### ENTRIES PROVIDED
>>>>>

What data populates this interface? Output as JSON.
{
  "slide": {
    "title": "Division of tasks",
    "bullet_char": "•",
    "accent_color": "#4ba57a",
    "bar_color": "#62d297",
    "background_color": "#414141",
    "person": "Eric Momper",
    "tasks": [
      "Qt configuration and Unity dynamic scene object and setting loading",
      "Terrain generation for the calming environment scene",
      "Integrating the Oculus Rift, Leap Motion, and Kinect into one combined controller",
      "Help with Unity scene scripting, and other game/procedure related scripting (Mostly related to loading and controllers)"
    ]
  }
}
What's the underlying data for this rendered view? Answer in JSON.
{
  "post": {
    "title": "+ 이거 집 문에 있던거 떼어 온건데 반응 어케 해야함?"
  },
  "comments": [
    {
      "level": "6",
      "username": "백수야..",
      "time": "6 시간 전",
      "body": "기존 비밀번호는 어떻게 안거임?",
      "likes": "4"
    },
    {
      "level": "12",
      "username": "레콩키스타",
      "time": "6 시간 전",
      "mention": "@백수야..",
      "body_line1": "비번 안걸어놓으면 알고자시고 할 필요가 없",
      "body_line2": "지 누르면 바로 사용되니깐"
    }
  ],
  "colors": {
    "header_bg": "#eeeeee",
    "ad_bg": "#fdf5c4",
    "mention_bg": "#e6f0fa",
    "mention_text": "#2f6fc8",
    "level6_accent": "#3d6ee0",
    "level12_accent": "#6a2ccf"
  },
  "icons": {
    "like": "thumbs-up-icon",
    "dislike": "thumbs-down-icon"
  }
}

<<<<<

### GIVEN INSTRUCTION
Copy all lines from the listing that contain "thumbs".

### FINAL RESULT
    "like": "thumbs-up-icon",
    "dislike": "thumbs-down-icon"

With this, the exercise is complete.